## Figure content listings
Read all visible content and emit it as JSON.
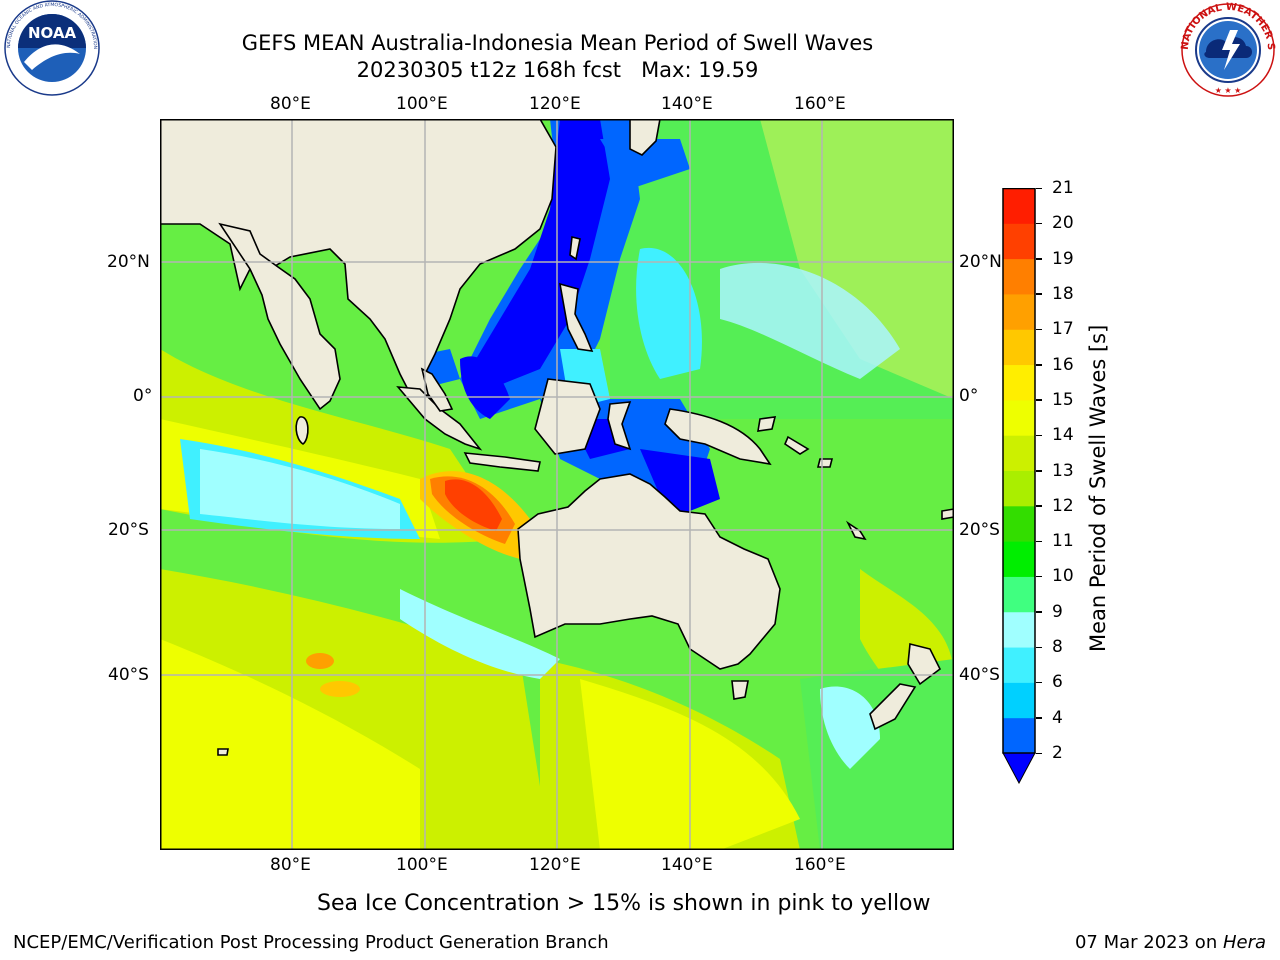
{
  "header": {
    "title_line1": "GEFS MEAN Australia-Indonesia Mean Period of Swell Waves",
    "title_line2": "20230305 t12z 168h fcst   Max: 19.59",
    "noaa_logo_text": "NOAA",
    "noaa_logo_ring_text": "NATIONAL OCEANIC AND ATMOSPHERIC ADMINISTRATION · U.S. DEPARTMENT OF COMMERCE",
    "nws_logo_ring_text": "NATIONAL WEATHER SERVICE"
  },
  "map": {
    "lon_labels": [
      "80°E",
      "100°E",
      "120°E",
      "140°E",
      "160°E"
    ],
    "lat_labels": [
      "20°N",
      "0°",
      "20°S",
      "40°S"
    ],
    "projection": "cylindrical",
    "lon_range": [
      60,
      180
    ],
    "lat_range": [
      -68,
      42
    ],
    "grid": true,
    "land_color": "#efecdc",
    "ocean_field": "Mean Period of Swell Waves"
  },
  "colorbar": {
    "label": "Mean Period of Swell Waves [s]",
    "ticks": [
      "2",
      "4",
      "6",
      "8",
      "9",
      "10",
      "11",
      "12",
      "13",
      "14",
      "15",
      "16",
      "17",
      "18",
      "19",
      "20",
      "21"
    ],
    "colors": [
      "#0066ff",
      "#00d0ff",
      "#40f0ff",
      "#a0ffff",
      "#40ff80",
      "#00ee00",
      "#33dd00",
      "#aaee00",
      "#ccf000",
      "#eeff00",
      "#ffee00",
      "#ffc800",
      "#ffa000",
      "#ff7f00",
      "#ff4000",
      "#ff1e00"
    ],
    "under_color": "#0000ff"
  },
  "note": "Sea Ice Concentration > 15% is shown in pink to yellow",
  "footer": {
    "left": "NCEP/EMC/Verification Post Processing Product Generation Branch",
    "date": "07 Mar 2023 on ",
    "machine": "Hera"
  }
}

## WHAT IS BEING ASKED
Filter for "Waves". Return all lines that hold it.

## RESPONSE TO THIS EXERCISE
    "title_line1": "GEFS MEAN Australia-Indonesia Mean Period of Swell Waves",
    "ocean_field": "Mean Period of Swell Waves"
    "label": "Mean Period of Swell Waves [s]",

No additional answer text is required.